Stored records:
_ _ _ _
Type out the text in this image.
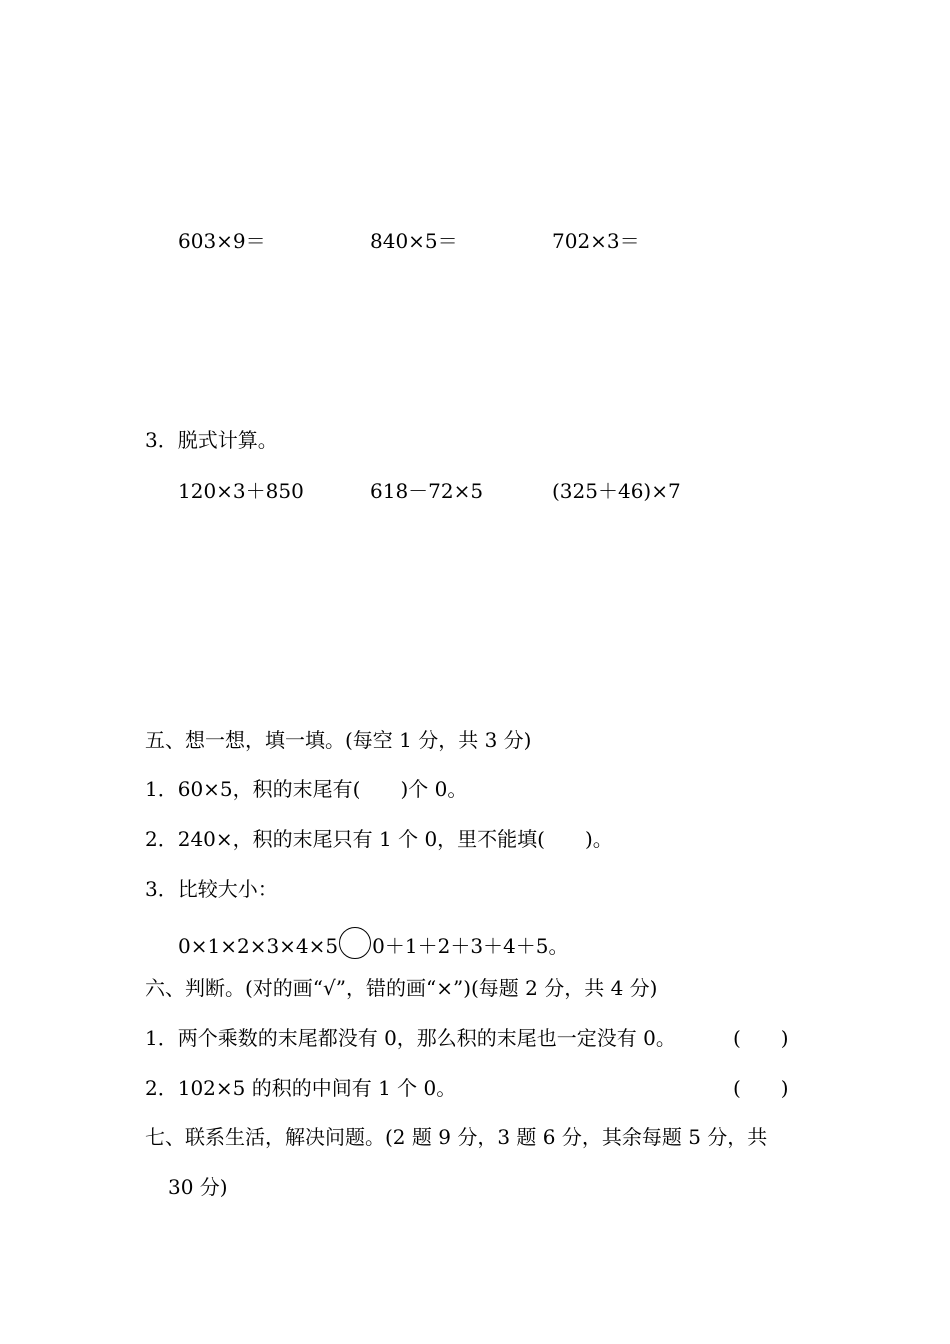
603×9＝	840×5＝	702×3＝
3．脱式计算。
120×3＋850	618－72×5	(325＋46)×7
五、想一想，填一填。(每空 1 分，共 3 分)
1．60×5，积的末尾有(　　)个 0。
2．240×，积的末尾只有 1 个 0，里不能填(　　)。
3．比较大小：
0×1×2×3×4×5 0＋1＋2＋3＋4＋5。
六、判断。(对的画“√”，错的画“×”)(每题 2 分，共 4 分)
1．两个乘数的末尾都没有 0，那么积的末尾也一定没有 0。	(　　)
2．102×5 的积的中间有 1 个 0。	(　　)
七、联系生活，解决问题。(2 题 9 分，3 题 6 分，其余每题 5 分，共
30 分)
_ _ _ _
Print out the material word for word, omitting the pictures.

Type out the text in this image.
603×9＝	840×5＝	702×3＝
3．脱式计算。
120×3＋850	618－72×5	(325＋46)×7
五、想一想，填一填。(每空 1 分，共 3 分)
1．60×5，积的末尾有(　　)个 0。
2．240×，积的末尾只有 1 个 0，里不能填(　　)。
3．比较大小：
0×1×2×3×4×5 0＋1＋2＋3＋4＋5。
六、判断。(对的画“√”，错的画“×”)(每题 2 分，共 4 分)
1．两个乘数的末尾都没有 0，那么积的末尾也一定没有 0。	(　　)
2．102×5 的积的中间有 1 个 0。	(　　)
七、联系生活，解决问题。(2 题 9 分，3 题 6 分，其余每题 5 分，共
30 分)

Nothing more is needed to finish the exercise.